**Task instructions**.
1. In the Bdood text, rewrite everything from "As is common" down to "the operating area.", putting "mobile application" in place of "smartphone app".
2. According to the Bdood text, on what date did the company officially begin operating in District 2 of Tehran?
3. Why does the Bdood text say the company's planned total is 250,000 bikes?

**Source extract**.

+ + + + + + +

Bdood is a dockless bike-sharing company, located in Tehran, Iran. first featured in Iranian tech exhibition Elecomp 97 in 2018, it claims to be the first and exclusively the only bike-sharing business in Iran.

As is common with dockless bike sharing companies, users can use a smartphone app to rent the bicycles at a minimum rate of 15,000IRR (about 0.10US$) per 30 minutes of usage, and can leave the bicycle anywhere within the operating area.

In 2017, it had deployed over 5,000 bikes in the central parts of Tehran, and months later it added about 700 more bikes in the north-west regions of the city. The company plans to increase the total number of bikes to 250,000 which, according to the firm,  is the maximum capacity the city can handle.

History 
After being featured in the 2018 Elecomp, an Iranian technology Exhibition, it officially started operating in District 2 of Tehran on December 18, 2018. Initially, its business model was a combination of subscription and pay-as-you-go. Charging an initial refundable deposit of 159,000 IRT, with a required insurance fee of 30,900 IRT, its registration cost added up to 189,900 IRT. It also charged the subscribed users 1,500 IRT for every 30 minutes they were using the bikes.

+ + + + + + +

**Data lines**.
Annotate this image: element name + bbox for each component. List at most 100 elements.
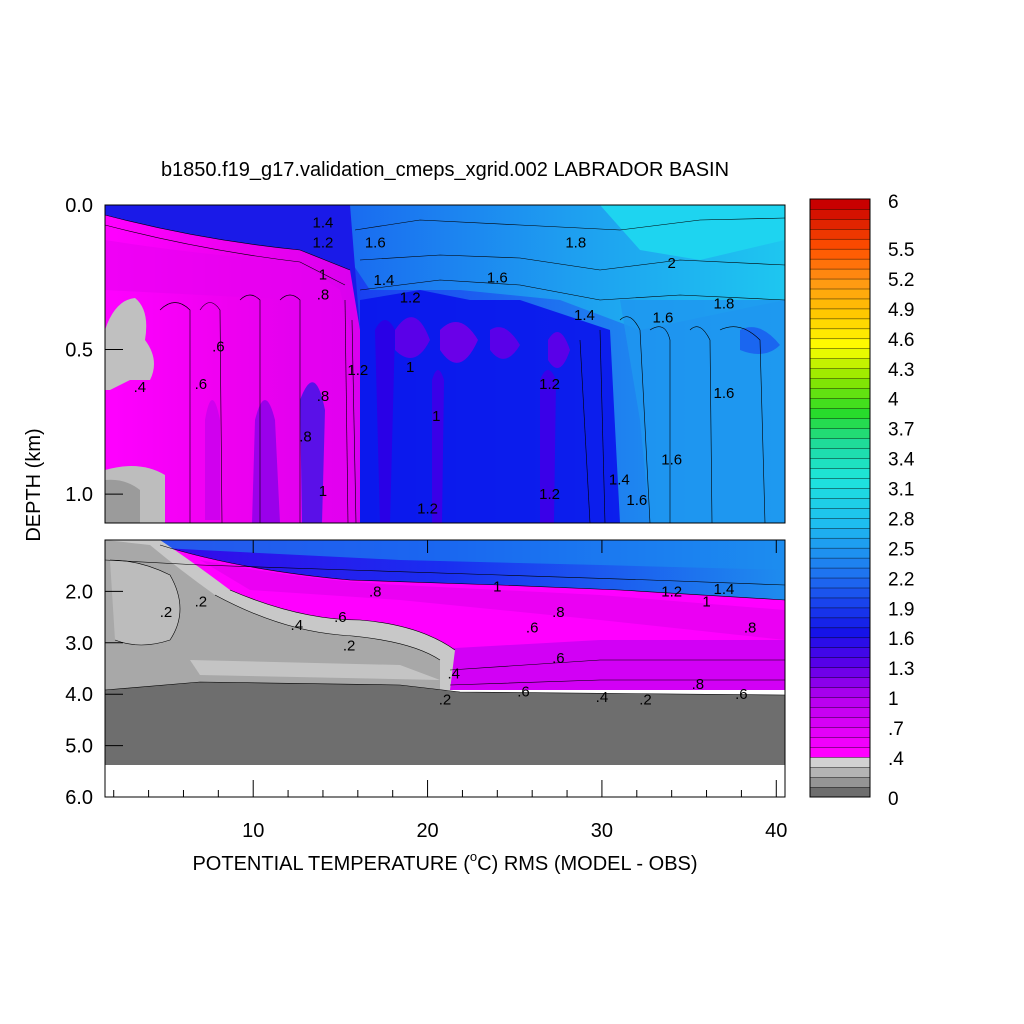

+ + + + + + +

**Answers provided**.
1.
As is common with dockless bike sharing companies, users can use a mobile application to rent the bicycles at a minimum rate of 15,000IRR (about 0.10US$) per 30 minutes of usage, and can leave the bicycle anywhere within the operating area.

2. December 18, 2018.

3. According to the firm, 250,000 bikes is the maximum capacity Tehran can handle.